Select from the data all lines with the word "semicolon".

────────────────────

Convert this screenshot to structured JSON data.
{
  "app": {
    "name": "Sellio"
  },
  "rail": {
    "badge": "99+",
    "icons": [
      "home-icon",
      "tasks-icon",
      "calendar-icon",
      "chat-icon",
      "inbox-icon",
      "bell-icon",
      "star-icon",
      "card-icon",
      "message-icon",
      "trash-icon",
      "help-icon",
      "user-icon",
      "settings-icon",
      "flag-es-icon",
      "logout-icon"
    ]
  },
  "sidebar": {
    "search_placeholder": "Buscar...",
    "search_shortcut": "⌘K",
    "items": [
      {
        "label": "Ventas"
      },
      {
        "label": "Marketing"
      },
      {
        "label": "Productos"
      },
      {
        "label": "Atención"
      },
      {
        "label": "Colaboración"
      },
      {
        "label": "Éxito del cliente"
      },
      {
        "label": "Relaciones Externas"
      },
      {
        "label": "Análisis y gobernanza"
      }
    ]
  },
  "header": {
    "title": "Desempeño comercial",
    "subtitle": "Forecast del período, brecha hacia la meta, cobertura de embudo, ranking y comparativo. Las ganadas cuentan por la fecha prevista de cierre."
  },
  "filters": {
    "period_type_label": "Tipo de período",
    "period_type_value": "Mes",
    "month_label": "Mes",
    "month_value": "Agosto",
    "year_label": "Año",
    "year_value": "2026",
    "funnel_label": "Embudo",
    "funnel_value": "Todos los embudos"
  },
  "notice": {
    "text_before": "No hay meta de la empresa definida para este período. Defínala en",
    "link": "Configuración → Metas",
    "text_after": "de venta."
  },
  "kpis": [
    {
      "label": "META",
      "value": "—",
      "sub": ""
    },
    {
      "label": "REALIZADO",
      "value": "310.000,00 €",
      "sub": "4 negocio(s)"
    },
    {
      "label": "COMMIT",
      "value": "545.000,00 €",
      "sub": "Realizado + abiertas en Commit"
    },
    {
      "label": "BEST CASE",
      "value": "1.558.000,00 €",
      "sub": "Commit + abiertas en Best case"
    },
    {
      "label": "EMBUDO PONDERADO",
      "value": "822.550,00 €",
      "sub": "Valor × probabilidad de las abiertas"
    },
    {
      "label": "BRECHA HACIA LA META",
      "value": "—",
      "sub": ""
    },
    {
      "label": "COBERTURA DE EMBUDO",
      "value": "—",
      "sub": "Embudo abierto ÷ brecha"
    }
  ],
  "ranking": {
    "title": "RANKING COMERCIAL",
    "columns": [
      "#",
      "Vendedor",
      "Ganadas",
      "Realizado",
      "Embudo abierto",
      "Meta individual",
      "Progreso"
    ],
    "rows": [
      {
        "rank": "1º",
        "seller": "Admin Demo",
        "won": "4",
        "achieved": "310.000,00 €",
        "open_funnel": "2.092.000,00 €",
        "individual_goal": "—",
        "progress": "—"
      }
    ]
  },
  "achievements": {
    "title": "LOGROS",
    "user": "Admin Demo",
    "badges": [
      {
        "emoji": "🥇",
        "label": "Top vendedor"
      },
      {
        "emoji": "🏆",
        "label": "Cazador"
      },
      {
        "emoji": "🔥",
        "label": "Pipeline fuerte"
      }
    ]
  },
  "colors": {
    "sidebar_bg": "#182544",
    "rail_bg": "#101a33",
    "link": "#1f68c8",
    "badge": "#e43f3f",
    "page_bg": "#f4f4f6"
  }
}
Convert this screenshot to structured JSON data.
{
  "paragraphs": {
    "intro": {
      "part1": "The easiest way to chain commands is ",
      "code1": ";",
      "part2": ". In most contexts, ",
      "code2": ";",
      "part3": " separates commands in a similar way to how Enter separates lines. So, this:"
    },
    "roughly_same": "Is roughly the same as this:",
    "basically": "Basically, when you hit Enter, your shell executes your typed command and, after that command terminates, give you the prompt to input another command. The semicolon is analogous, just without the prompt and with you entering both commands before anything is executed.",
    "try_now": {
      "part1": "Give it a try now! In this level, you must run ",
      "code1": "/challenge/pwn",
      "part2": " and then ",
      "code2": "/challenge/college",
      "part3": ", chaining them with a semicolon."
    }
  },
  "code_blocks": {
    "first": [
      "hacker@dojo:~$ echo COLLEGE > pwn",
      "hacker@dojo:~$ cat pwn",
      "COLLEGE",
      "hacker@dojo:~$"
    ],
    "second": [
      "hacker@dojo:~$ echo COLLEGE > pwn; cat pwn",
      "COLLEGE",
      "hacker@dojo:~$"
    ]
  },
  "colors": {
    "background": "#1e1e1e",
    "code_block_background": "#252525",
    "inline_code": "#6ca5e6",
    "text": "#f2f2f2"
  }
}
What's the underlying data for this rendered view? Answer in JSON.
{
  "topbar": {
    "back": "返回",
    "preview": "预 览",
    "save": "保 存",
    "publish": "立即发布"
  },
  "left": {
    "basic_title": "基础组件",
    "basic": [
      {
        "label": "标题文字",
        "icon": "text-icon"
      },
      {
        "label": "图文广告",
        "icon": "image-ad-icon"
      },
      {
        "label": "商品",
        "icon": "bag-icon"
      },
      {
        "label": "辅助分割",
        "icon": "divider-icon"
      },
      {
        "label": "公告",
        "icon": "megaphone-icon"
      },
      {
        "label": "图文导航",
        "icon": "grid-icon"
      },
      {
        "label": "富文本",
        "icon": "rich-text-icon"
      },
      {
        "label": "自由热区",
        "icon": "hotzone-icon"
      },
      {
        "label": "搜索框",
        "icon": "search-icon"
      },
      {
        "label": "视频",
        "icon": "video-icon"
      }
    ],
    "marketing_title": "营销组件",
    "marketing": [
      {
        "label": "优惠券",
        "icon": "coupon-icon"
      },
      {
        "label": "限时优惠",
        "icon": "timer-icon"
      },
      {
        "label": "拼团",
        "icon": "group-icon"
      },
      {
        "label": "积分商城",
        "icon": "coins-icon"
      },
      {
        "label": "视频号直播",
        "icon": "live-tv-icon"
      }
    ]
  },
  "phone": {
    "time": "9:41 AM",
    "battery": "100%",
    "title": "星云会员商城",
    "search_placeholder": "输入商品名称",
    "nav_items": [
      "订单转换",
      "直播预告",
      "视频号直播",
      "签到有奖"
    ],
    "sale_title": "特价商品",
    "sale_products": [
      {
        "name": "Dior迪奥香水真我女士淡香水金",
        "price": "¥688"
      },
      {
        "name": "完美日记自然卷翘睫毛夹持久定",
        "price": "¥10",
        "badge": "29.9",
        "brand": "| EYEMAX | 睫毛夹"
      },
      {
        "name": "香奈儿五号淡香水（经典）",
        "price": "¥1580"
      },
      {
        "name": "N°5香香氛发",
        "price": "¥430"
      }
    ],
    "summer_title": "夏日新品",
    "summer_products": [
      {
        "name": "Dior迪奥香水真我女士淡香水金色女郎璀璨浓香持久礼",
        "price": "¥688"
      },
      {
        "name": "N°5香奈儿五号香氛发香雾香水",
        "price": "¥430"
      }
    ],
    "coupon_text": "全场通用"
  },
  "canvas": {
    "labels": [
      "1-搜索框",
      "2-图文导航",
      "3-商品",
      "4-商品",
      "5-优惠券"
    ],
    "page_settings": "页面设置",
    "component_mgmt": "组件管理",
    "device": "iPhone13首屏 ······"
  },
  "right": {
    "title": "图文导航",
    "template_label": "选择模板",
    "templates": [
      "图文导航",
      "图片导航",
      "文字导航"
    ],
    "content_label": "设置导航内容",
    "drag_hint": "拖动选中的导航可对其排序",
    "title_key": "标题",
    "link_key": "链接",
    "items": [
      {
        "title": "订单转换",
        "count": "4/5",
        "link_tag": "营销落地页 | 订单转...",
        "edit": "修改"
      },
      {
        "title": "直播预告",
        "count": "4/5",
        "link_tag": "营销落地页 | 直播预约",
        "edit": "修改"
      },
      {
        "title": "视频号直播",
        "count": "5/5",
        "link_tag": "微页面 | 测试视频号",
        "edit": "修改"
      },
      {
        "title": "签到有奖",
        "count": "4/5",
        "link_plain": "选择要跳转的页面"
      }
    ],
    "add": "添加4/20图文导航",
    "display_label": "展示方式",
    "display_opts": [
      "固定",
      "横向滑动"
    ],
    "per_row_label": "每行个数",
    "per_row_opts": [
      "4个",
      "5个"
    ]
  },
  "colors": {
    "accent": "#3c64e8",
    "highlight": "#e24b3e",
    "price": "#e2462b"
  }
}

────────────────────

Response:
    "basically": "Basically, when you hit Enter, your shell executes your typed command and, after that command terminates, give you the prompt to input another command. The semicolon is analogous, just without the prompt and with you entering both commands before anything is executed.",
      "part3": ", chaining them with a semicolon."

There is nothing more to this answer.